**What is being asked**
Extract every line that contains the string "этом".

**Data shown**

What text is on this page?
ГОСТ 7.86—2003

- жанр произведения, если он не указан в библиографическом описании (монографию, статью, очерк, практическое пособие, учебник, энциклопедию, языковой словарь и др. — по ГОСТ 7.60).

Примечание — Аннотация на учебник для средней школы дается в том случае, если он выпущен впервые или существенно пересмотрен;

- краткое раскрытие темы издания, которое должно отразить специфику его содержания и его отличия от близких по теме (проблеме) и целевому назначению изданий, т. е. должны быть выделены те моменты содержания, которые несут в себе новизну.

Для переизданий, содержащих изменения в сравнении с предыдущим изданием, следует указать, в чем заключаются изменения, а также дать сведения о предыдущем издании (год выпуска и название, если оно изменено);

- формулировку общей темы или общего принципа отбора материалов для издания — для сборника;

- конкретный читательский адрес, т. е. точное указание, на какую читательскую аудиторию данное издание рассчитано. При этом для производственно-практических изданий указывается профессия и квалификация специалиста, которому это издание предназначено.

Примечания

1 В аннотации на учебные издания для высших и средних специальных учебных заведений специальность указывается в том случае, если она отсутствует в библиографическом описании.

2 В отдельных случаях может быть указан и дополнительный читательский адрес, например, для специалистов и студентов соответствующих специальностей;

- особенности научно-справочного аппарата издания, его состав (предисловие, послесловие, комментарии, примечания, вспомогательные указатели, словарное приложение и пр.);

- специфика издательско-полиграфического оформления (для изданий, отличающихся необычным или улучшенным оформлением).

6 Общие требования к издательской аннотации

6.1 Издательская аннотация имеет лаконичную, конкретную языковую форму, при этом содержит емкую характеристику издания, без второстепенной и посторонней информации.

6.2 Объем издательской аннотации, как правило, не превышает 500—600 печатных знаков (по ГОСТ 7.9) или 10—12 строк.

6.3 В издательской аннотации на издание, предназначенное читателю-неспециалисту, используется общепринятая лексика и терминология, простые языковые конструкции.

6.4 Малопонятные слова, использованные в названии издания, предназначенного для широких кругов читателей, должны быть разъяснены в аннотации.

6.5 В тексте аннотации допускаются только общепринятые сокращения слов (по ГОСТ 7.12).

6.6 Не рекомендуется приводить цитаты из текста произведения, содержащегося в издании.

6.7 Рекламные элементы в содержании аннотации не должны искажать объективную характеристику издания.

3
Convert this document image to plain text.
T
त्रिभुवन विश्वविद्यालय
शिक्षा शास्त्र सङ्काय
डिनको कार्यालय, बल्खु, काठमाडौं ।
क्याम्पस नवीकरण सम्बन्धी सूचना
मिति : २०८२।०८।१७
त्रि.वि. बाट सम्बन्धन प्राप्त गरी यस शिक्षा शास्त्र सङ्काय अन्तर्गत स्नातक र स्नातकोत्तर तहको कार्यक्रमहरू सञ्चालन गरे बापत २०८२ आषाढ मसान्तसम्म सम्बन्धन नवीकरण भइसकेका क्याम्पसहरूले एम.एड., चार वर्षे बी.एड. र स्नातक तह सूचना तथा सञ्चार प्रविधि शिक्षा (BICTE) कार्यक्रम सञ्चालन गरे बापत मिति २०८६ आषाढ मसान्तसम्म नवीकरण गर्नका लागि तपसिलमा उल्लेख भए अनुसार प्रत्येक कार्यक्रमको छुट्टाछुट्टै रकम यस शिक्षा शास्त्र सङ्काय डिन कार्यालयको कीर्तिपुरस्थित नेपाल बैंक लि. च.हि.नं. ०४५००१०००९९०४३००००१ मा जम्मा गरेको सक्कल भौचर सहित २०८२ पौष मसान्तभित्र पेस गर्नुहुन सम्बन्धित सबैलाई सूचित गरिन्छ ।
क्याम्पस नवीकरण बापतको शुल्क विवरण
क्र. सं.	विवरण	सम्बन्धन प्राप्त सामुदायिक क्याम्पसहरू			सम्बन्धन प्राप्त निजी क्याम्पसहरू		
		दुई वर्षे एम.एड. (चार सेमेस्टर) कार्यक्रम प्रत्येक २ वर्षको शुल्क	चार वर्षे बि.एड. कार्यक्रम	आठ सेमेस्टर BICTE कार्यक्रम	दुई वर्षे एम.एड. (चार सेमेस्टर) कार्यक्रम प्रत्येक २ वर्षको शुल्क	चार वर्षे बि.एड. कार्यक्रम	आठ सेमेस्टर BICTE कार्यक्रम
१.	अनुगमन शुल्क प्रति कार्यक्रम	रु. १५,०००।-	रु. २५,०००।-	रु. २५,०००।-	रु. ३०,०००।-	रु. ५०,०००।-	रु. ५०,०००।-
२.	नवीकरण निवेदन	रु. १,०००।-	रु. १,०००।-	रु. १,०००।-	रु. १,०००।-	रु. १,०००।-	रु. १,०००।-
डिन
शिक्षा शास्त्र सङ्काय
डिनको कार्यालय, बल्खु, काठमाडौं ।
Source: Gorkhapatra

**Result below**
- конкретный читательский адрес, т. е. точное указание, на какую читательскую аудиторию данное издание рассчитано. При этом для производственно-практических изданий указывается профессия и квалификация специалиста, которому это издание предназначено.
6.1 Издательская аннотация имеет лаконичную, конкретную языковую форму, при этом содержит емкую характеристику издания, без второстепенной и посторонней информации.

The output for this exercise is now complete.